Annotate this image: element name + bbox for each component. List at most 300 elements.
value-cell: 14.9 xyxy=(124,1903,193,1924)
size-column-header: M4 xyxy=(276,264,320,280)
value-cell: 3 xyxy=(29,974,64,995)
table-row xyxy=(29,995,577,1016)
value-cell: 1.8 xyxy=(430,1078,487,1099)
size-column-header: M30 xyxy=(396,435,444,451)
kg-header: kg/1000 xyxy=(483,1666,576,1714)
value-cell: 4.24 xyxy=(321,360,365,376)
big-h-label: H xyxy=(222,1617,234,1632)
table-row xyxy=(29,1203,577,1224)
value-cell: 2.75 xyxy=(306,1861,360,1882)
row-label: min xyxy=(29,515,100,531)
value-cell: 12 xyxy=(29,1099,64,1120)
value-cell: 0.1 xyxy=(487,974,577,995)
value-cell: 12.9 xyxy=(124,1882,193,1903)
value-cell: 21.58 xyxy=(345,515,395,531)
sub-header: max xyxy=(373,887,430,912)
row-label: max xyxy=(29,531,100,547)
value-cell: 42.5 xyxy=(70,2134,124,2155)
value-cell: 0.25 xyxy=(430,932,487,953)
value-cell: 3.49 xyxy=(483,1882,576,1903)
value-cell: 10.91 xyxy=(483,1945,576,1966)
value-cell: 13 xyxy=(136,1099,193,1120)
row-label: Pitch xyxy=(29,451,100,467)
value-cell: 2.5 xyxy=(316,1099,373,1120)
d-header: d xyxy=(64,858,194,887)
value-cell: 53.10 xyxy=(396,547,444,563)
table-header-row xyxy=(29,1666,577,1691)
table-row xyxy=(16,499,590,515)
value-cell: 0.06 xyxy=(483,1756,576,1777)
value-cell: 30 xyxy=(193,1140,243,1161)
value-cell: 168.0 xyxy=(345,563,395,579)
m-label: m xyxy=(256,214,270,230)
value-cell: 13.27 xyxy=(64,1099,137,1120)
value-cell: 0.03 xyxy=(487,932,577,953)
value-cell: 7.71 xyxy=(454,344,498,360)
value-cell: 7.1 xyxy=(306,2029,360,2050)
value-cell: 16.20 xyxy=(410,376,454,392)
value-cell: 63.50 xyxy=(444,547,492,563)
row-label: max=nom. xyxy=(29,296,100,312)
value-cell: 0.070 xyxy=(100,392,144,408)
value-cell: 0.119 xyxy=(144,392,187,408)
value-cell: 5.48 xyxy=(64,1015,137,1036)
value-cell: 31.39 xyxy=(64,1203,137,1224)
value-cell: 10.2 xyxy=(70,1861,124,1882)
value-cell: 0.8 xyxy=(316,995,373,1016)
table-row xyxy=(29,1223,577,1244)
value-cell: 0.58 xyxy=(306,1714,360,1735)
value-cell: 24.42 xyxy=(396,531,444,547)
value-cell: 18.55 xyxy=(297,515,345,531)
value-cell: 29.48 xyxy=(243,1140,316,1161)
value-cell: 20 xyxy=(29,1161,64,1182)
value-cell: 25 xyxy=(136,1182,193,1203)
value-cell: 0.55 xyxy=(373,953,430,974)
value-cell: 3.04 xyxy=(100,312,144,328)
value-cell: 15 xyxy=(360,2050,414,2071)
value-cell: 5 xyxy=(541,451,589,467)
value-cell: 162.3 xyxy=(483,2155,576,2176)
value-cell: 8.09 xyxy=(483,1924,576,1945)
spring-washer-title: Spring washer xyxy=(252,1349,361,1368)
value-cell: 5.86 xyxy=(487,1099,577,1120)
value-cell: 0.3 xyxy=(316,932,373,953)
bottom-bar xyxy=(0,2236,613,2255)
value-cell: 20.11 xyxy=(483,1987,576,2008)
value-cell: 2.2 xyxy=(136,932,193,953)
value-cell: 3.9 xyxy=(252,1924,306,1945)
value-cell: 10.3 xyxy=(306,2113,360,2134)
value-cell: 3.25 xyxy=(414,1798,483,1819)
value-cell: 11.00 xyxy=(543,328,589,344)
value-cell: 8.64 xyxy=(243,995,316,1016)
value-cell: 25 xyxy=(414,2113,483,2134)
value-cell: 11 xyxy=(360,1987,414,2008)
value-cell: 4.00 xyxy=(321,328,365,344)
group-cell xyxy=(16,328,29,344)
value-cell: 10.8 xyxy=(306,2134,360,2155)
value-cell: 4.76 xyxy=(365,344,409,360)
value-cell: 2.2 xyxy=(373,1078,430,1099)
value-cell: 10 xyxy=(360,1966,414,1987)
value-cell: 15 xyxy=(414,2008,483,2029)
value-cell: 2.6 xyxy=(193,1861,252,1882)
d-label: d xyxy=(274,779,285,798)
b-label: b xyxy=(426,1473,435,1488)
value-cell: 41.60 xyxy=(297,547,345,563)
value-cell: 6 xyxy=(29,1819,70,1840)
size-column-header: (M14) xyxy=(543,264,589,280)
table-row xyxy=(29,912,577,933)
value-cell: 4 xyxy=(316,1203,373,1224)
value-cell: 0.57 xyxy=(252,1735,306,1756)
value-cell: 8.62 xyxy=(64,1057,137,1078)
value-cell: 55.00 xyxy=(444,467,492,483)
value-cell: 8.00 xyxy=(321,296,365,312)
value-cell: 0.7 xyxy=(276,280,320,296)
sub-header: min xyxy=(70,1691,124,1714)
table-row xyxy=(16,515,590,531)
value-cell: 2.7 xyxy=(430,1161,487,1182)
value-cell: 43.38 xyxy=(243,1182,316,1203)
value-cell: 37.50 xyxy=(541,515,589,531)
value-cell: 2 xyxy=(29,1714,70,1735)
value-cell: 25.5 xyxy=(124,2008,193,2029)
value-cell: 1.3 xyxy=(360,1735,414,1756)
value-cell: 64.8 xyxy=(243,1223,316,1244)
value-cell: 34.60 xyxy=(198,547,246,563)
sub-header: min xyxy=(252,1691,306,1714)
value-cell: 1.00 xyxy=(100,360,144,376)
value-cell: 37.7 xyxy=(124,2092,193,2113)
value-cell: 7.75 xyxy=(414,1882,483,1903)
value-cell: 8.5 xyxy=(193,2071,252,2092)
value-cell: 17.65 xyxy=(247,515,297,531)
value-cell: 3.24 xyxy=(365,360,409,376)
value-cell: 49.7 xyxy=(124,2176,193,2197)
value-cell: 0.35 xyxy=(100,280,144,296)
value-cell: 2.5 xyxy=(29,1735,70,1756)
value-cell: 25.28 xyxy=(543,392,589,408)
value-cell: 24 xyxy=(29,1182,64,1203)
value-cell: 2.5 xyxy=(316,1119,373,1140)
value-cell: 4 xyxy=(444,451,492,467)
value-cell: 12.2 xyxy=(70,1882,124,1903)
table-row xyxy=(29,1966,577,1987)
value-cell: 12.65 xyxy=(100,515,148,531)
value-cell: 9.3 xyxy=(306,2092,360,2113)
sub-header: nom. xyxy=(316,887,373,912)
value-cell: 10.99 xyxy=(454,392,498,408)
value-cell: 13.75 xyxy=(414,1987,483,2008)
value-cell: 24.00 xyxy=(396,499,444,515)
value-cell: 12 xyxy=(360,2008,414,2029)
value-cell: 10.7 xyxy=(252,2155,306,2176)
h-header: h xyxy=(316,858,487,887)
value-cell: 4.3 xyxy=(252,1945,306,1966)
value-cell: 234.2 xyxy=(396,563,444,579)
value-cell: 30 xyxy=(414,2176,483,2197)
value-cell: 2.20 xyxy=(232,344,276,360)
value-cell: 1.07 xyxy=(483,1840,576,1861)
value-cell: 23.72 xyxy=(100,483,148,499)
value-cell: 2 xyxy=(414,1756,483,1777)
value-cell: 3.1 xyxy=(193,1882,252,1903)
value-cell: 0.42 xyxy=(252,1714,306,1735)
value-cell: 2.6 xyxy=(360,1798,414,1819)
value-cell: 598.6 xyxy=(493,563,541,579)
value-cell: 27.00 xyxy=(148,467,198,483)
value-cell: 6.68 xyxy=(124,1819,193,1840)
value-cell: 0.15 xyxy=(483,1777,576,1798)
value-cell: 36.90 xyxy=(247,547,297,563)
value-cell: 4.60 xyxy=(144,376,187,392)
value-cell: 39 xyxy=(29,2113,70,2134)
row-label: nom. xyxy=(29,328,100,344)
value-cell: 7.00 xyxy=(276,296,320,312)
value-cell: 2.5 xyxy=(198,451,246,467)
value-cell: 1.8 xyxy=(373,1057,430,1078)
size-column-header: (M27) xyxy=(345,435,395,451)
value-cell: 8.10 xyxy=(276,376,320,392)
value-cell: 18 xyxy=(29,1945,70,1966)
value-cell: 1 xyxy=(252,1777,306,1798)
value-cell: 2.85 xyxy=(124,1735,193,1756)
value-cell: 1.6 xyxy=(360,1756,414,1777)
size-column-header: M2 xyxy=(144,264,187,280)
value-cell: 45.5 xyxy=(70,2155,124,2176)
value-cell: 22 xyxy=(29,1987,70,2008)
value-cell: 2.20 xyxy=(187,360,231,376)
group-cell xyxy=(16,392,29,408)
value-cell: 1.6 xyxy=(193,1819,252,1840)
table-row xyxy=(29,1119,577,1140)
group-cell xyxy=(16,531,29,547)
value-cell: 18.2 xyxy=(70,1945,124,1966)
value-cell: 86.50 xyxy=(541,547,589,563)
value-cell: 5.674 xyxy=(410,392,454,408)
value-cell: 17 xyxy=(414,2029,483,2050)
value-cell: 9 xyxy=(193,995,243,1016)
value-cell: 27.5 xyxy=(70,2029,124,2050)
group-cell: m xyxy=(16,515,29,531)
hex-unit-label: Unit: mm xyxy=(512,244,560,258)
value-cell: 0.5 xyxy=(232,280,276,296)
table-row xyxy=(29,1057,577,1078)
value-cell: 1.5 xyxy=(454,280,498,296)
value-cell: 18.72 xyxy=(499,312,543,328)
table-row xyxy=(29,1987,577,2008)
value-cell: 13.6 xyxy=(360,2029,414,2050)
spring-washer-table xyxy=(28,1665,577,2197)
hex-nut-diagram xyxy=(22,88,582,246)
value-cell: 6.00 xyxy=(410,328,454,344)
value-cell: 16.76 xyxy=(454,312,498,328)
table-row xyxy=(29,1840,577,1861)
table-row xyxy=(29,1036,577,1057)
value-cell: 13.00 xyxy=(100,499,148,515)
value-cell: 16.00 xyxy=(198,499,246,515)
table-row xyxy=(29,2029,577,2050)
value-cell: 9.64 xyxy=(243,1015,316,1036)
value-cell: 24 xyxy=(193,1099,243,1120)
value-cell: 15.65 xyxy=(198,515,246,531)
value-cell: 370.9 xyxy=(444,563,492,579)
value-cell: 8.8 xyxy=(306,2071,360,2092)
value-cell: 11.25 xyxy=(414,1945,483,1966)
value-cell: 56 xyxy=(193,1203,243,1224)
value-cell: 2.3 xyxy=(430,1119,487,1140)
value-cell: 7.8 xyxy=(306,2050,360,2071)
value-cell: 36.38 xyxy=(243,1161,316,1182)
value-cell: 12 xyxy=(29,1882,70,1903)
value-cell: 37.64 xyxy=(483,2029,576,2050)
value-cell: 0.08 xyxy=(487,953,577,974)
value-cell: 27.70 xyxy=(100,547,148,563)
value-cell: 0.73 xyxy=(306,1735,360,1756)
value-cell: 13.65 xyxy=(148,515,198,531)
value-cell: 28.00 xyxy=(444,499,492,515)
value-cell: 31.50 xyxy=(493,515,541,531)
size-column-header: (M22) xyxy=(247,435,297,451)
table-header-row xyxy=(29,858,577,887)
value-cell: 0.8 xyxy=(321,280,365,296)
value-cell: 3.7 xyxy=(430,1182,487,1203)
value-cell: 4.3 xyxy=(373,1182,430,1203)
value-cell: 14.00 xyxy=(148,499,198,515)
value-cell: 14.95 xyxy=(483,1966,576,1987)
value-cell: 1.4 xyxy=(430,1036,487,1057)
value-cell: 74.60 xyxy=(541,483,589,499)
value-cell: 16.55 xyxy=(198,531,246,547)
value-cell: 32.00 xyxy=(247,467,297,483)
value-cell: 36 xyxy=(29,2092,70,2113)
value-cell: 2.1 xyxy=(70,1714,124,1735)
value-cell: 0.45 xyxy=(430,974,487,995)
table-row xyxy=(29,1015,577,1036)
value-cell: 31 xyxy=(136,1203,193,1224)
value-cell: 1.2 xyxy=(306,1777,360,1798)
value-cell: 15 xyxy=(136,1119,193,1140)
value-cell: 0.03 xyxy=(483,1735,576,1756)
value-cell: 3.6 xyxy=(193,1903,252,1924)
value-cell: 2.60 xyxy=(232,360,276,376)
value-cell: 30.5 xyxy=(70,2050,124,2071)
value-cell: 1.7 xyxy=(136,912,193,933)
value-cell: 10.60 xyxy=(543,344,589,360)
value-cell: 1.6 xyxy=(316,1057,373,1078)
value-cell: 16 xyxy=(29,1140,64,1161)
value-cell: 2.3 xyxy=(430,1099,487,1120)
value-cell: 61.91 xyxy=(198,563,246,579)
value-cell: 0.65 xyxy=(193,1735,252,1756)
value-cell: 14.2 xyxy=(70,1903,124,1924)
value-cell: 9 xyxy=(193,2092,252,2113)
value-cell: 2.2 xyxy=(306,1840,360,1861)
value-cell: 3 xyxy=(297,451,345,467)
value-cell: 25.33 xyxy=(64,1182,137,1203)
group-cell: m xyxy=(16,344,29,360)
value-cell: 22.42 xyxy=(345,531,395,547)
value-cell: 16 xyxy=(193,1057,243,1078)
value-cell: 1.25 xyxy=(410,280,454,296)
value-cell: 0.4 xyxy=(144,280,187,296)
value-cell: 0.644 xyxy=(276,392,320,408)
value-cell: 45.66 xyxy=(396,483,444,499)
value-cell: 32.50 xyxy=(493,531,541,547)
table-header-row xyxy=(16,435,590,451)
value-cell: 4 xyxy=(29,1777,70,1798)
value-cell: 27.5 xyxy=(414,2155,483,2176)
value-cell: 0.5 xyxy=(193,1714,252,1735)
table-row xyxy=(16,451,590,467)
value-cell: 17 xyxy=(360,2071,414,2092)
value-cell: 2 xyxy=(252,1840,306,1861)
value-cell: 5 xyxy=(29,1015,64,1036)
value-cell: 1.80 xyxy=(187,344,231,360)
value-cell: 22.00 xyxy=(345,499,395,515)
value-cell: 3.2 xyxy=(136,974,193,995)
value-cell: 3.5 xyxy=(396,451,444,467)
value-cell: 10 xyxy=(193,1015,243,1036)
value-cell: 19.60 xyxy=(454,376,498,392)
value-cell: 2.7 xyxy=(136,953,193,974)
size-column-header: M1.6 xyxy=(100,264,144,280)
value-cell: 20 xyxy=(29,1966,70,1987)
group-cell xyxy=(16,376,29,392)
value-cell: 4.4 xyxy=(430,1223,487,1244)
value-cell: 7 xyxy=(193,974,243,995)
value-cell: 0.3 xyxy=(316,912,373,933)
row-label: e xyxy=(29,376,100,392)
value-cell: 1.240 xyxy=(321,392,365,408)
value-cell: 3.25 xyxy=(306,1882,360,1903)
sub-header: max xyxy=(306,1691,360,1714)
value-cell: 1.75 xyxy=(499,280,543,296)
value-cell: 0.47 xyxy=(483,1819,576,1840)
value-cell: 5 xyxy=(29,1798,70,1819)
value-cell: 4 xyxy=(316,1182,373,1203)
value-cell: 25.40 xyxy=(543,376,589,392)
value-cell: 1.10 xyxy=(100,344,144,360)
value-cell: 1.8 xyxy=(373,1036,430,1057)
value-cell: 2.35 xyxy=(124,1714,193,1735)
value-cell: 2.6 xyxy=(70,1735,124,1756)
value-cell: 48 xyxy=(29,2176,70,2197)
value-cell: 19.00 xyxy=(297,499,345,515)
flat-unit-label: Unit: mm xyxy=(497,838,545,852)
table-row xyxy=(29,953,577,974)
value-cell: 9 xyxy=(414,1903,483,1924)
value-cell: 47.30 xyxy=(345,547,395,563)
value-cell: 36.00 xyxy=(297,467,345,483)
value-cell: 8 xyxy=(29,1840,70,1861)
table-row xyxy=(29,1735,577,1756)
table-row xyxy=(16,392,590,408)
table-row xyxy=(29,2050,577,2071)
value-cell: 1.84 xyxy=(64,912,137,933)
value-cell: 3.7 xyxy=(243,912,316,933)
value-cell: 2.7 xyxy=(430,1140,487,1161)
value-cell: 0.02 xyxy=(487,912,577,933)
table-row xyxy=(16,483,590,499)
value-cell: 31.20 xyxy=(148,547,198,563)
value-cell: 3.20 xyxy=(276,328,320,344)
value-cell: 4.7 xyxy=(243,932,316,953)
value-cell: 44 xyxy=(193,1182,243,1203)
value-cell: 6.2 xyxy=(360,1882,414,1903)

== == ==

SHORT EXERCISE:
Rewrite the listing from its first line through the line containing "d-header: d xyxy=(64,858,194,887)", inclusive, replacing "row-label" with "row-heading" and leaving everything else unchanged. Give back only those lines.

EXPECTED OUTPUT:
Annotate this image: element name + bbox for each component. List at most 300 elements.
value-cell: 14.9 xyxy=(124,1903,193,1924)
size-column-header: M4 xyxy=(276,264,320,280)
value-cell: 3 xyxy=(29,974,64,995)
table-row xyxy=(29,995,577,1016)
value-cell: 1.8 xyxy=(430,1078,487,1099)
size-column-header: M30 xyxy=(396,435,444,451)
kg-header: kg/1000 xyxy=(483,1666,576,1714)
value-cell: 4.24 xyxy=(321,360,365,376)
big-h-label: H xyxy=(222,1617,234,1632)
table-row xyxy=(29,1203,577,1224)
value-cell: 2.75 xyxy=(306,1861,360,1882)
row-heading: min xyxy=(29,515,100,531)
value-cell: 12 xyxy=(29,1099,64,1120)
value-cell: 0.1 xyxy=(487,974,577,995)
value-cell: 12.9 xyxy=(124,1882,193,1903)
value-cell: 21.58 xyxy=(345,515,395,531)
sub-header: max xyxy=(373,887,430,912)
row-heading: max xyxy=(29,531,100,547)
value-cell: 42.5 xyxy=(70,2134,124,2155)
value-cell: 0.25 xyxy=(430,932,487,953)
value-cell: 3.49 xyxy=(483,1882,576,1903)
value-cell: 10.91 xyxy=(483,1945,576,1966)
value-cell: 13 xyxy=(136,1099,193,1120)
row-heading: Pitch xyxy=(29,451,100,467)
value-cell: 2.5 xyxy=(316,1099,373,1120)
d-header: d xyxy=(64,858,194,887)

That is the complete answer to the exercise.